Goal of the exercise: Leave out every picture, then transcribe the rest of the listing exactly.

* begin Provided records *

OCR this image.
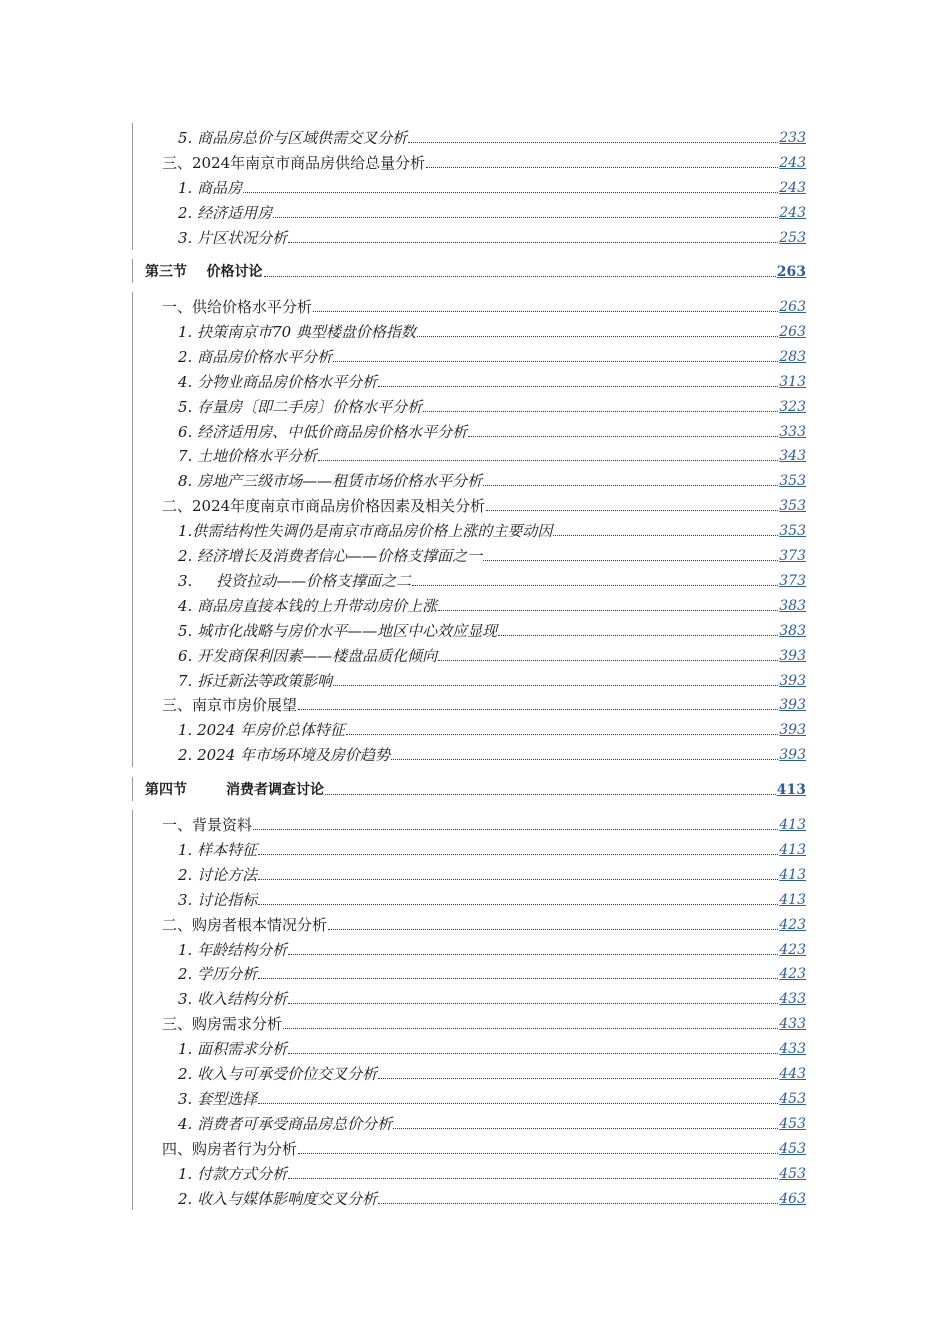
5. 商品房总价与区域供需交叉分析	233
三、2024年南京市商品房供给总量分析	243
1. 商品房	243
2. 经济适用房	243
3. 片区状况分析	253
第三节    价格讨论	263
一、供给价格水平分析	263
1. 抉策南京市70 典型楼盘价格指数	263
2. 商品房价格水平分析	283
4. 分物业商品房价格水平分析	313
5. 存量房〔即二手房〕价格水平分析	323
6. 经济适用房、中低价商品房价格水平分析	333
7. 土地价格水平分析	343
8. 房地产三级市场——租赁市场价格水平分析	353
二、2024年度南京市商品房价格因素及相关分析	353
1.供需结构性失调仍是南京市商品房价格上涨的主要动因	353
2. 经济增长及消费者信心——价格支撑面之一	373
3.     投资拉动——价格支撑面之二	373
4. 商品房直接本钱的上升带动房价上涨	383
5. 城市化战略与房价水平——地区中心效应显现	383
6. 开发商保利因素——楼盘品质化倾向	393
7. 拆迁新法等政策影响	393
三、南京市房价展望	393
1. 2024 年房价总体特征	393
2. 2024 年市场环境及房价趋势	393
第四节        消费者调查讨论	413
一、背景资料	413
1. 样本特征	413
2. 讨论方法	413
3. 讨论指标	413
二、购房者根本情况分析	423
1. 年龄结构分析	423
2. 学历分析	423
3. 收入结构分析	433
三、购房需求分析	433
1. 面积需求分析	433
2. 收入与可承受价位交叉分析	443
3. 套型选择	453
4. 消费者可承受商品房总价分析	453
四、购房者行为分析	453
1. 付款方式分析	453
2. 收入与媒体影响度交叉分析	463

* end Provided records *

Response to the exercise:
OCR this image.
5. 商品房总价与区域供需交叉分析	233
三、2024年南京市商品房供给总量分析	243
1. 商品房	243
2. 经济适用房	243
3. 片区状况分析	253
第三节    价格讨论	263
一、供给价格水平分析	263
1. 抉策南京市70 典型楼盘价格指数	263
2. 商品房价格水平分析	283
4. 分物业商品房价格水平分析	313
5. 存量房〔即二手房〕价格水平分析	323
6. 经济适用房、中低价商品房价格水平分析	333
7. 土地价格水平分析	343
8. 房地产三级市场——租赁市场价格水平分析	353
二、2024年度南京市商品房价格因素及相关分析	353
1.供需结构性失调仍是南京市商品房价格上涨的主要动因	353
2. 经济增长及消费者信心——价格支撑面之一	373
3.     投资拉动——价格支撑面之二	373
4. 商品房直接本钱的上升带动房价上涨	383
5. 城市化战略与房价水平——地区中心效应显现	383
6. 开发商保利因素——楼盘品质化倾向	393
7. 拆迁新法等政策影响	393
三、南京市房价展望	393
1. 2024 年房价总体特征	393
2. 2024 年市场环境及房价趋势	393
第四节        消费者调查讨论	413
一、背景资料	413
1. 样本特征	413
2. 讨论方法	413
3. 讨论指标	413
二、购房者根本情况分析	423
1. 年龄结构分析	423
2. 学历分析	423
3. 收入结构分析	433
三、购房需求分析	433
1. 面积需求分析	433
2. 收入与可承受价位交叉分析	443
3. 套型选择	453
4. 消费者可承受商品房总价分析	453
四、购房者行为分析	453
1. 付款方式分析	453
2. 收入与媒体影响度交叉分析	463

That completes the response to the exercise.